● Given instruction: Write out all the entries word for word, but skip any images.

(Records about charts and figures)
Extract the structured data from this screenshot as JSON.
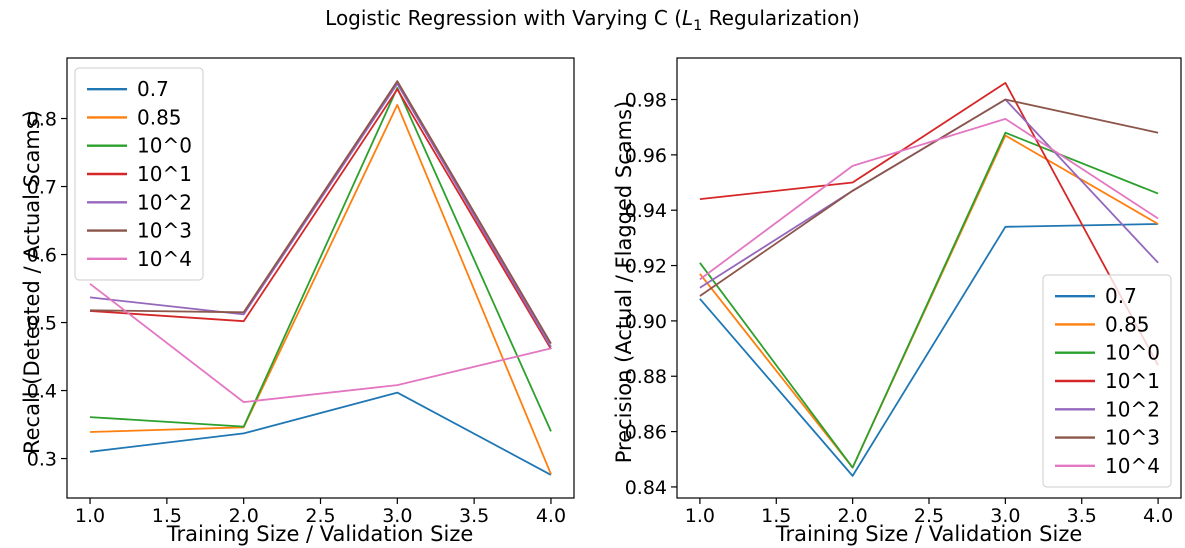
{
  "figure": {
    "title": {
      "prefix": "Logistic Regression with Varying C (",
      "var": "L",
      "subscript": "1",
      "suffix": " Regularization)"
    },
    "background_color": "#ffffff",
    "axis_color": "#000000",
    "legend_border_color": "#cccccc",
    "legend_background": "rgba(255,255,255,0.8)"
  },
  "chart_data": [
    {
      "type": "line",
      "xlabel": "Training Size / Validation Size",
      "ylabel": "Recall (Detected / Actual Scams)",
      "x": [
        1,
        2,
        3,
        4
      ],
      "xlim": [
        0.85,
        4.15
      ],
      "ylim": [
        0.242,
        0.889
      ],
      "grid": false,
      "legend_position": "upper-left",
      "xticks": {
        "values": [
          1.0,
          1.5,
          2.0,
          2.5,
          3.0,
          3.5,
          4.0
        ],
        "labels": [
          "1.0",
          "1.5",
          "2.0",
          "2.5",
          "3.0",
          "3.5",
          "4.0"
        ]
      },
      "yticks": {
        "values": [
          0.3,
          0.4,
          0.5,
          0.6,
          0.7,
          0.8
        ],
        "labels": [
          "0.3",
          "0.4",
          "0.5",
          "0.6",
          "0.7",
          "0.8"
        ]
      },
      "series": [
        {
          "name": "0.7",
          "color": "#1f77b4",
          "values": [
            0.31,
            0.337,
            0.397,
            0.276
          ]
        },
        {
          "name": "0.85",
          "color": "#ff7f0e",
          "values": [
            0.339,
            0.346,
            0.82,
            0.277
          ]
        },
        {
          "name": "10^0",
          "color": "#2ca02c",
          "values": [
            0.361,
            0.347,
            0.845,
            0.34
          ]
        },
        {
          "name": "10^1",
          "color": "#d62728",
          "values": [
            0.517,
            0.502,
            0.843,
            0.461
          ]
        },
        {
          "name": "10^2",
          "color": "#9467bd",
          "values": [
            0.537,
            0.512,
            0.851,
            0.464
          ]
        },
        {
          "name": "10^3",
          "color": "#8c564b",
          "values": [
            0.518,
            0.515,
            0.855,
            0.469
          ]
        },
        {
          "name": "10^4",
          "color": "#e377c2",
          "values": [
            0.557,
            0.383,
            0.408,
            0.462
          ]
        }
      ]
    },
    {
      "type": "line",
      "xlabel": "Training Size / Validation Size",
      "ylabel": "Precision (Actual / Flagged Scams)",
      "x": [
        1,
        2,
        3,
        4
      ],
      "xlim": [
        0.85,
        4.15
      ],
      "ylim": [
        0.836,
        0.995
      ],
      "grid": false,
      "legend_position": "lower-right",
      "xticks": {
        "values": [
          1.0,
          1.5,
          2.0,
          2.5,
          3.0,
          3.5,
          4.0
        ],
        "labels": [
          "1.0",
          "1.5",
          "2.0",
          "2.5",
          "3.0",
          "3.5",
          "4.0"
        ]
      },
      "yticks": {
        "values": [
          0.84,
          0.86,
          0.88,
          0.9,
          0.92,
          0.94,
          0.96,
          0.98
        ],
        "labels": [
          "0.84",
          "0.86",
          "0.88",
          "0.90",
          "0.92",
          "0.94",
          "0.96",
          "0.98"
        ]
      },
      "series": [
        {
          "name": "0.7",
          "color": "#1f77b4",
          "values": [
            0.908,
            0.844,
            0.934,
            0.935
          ]
        },
        {
          "name": "0.85",
          "color": "#ff7f0e",
          "values": [
            0.917,
            0.847,
            0.967,
            0.935
          ]
        },
        {
          "name": "10^0",
          "color": "#2ca02c",
          "values": [
            0.921,
            0.847,
            0.968,
            0.946
          ]
        },
        {
          "name": "10^1",
          "color": "#d62728",
          "values": [
            0.944,
            0.95,
            0.986,
            0.884
          ]
        },
        {
          "name": "10^2",
          "color": "#9467bd",
          "values": [
            0.912,
            0.947,
            0.98,
            0.921
          ]
        },
        {
          "name": "10^3",
          "color": "#8c564b",
          "values": [
            0.909,
            0.947,
            0.98,
            0.968
          ]
        },
        {
          "name": "10^4",
          "color": "#e377c2",
          "values": [
            0.915,
            0.956,
            0.973,
            0.937
          ]
        }
      ]
    }
  ]
}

● Correct response:
Extract the structured data from this screenshot as JSON.
{
  "figure": {
    "title": {
      "prefix": "Logistic Regression with Varying C (",
      "var": "L",
      "subscript": "1",
      "suffix": " Regularization)"
    },
    "background_color": "#ffffff",
    "axis_color": "#000000",
    "legend_border_color": "#cccccc",
    "legend_background": "rgba(255,255,255,0.8)"
  },
  "chart_data": [
    {
      "type": "line",
      "xlabel": "Training Size / Validation Size",
      "ylabel": "Recall (Detected / Actual Scams)",
      "x": [
        1,
        2,
        3,
        4
      ],
      "xlim": [
        0.85,
        4.15
      ],
      "ylim": [
        0.242,
        0.889
      ],
      "grid": false,
      "legend_position": "upper-left",
      "xticks": {
        "values": [
          1.0,
          1.5,
          2.0,
          2.5,
          3.0,
          3.5,
          4.0
        ],
        "labels": [
          "1.0",
          "1.5",
          "2.0",
          "2.5",
          "3.0",
          "3.5",
          "4.0"
        ]
      },
      "yticks": {
        "values": [
          0.3,
          0.4,
          0.5,
          0.6,
          0.7,
          0.8
        ],
        "labels": [
          "0.3",
          "0.4",
          "0.5",
          "0.6",
          "0.7",
          "0.8"
        ]
      },
      "series": [
        {
          "name": "0.7",
          "color": "#1f77b4",
          "values": [
            0.31,
            0.337,
            0.397,
            0.276
          ]
        },
        {
          "name": "0.85",
          "color": "#ff7f0e",
          "values": [
            0.339,
            0.346,
            0.82,
            0.277
          ]
        },
        {
          "name": "10^0",
          "color": "#2ca02c",
          "values": [
            0.361,
            0.347,
            0.845,
            0.34
          ]
        },
        {
          "name": "10^1",
          "color": "#d62728",
          "values": [
            0.517,
            0.502,
            0.843,
            0.461
          ]
        },
        {
          "name": "10^2",
          "color": "#9467bd",
          "values": [
            0.537,
            0.512,
            0.851,
            0.464
          ]
        },
        {
          "name": "10^3",
          "color": "#8c564b",
          "values": [
            0.518,
            0.515,
            0.855,
            0.469
          ]
        },
        {
          "name": "10^4",
          "color": "#e377c2",
          "values": [
            0.557,
            0.383,
            0.408,
            0.462
          ]
        }
      ]
    },
    {
      "type": "line",
      "xlabel": "Training Size / Validation Size",
      "ylabel": "Precision (Actual / Flagged Scams)",
      "x": [
        1,
        2,
        3,
        4
      ],
      "xlim": [
        0.85,
        4.15
      ],
      "ylim": [
        0.836,
        0.995
      ],
      "grid": false,
      "legend_position": "lower-right",
      "xticks": {
        "values": [
          1.0,
          1.5,
          2.0,
          2.5,
          3.0,
          3.5,
          4.0
        ],
        "labels": [
          "1.0",
          "1.5",
          "2.0",
          "2.5",
          "3.0",
          "3.5",
          "4.0"
        ]
      },
      "yticks": {
        "values": [
          0.84,
          0.86,
          0.88,
          0.9,
          0.92,
          0.94,
          0.96,
          0.98
        ],
        "labels": [
          "0.84",
          "0.86",
          "0.88",
          "0.90",
          "0.92",
          "0.94",
          "0.96",
          "0.98"
        ]
      },
      "series": [
        {
          "name": "0.7",
          "color": "#1f77b4",
          "values": [
            0.908,
            0.844,
            0.934,
            0.935
          ]
        },
        {
          "name": "0.85",
          "color": "#ff7f0e",
          "values": [
            0.917,
            0.847,
            0.967,
            0.935
          ]
        },
        {
          "name": "10^0",
          "color": "#2ca02c",
          "values": [
            0.921,
            0.847,
            0.968,
            0.946
          ]
        },
        {
          "name": "10^1",
          "color": "#d62728",
          "values": [
            0.944,
            0.95,
            0.986,
            0.884
          ]
        },
        {
          "name": "10^2",
          "color": "#9467bd",
          "values": [
            0.912,
            0.947,
            0.98,
            0.921
          ]
        },
        {
          "name": "10^3",
          "color": "#8c564b",
          "values": [
            0.909,
            0.947,
            0.98,
            0.968
          ]
        },
        {
          "name": "10^4",
          "color": "#e377c2",
          "values": [
            0.915,
            0.956,
            0.973,
            0.937
          ]
        }
      ]
    }
  ]
}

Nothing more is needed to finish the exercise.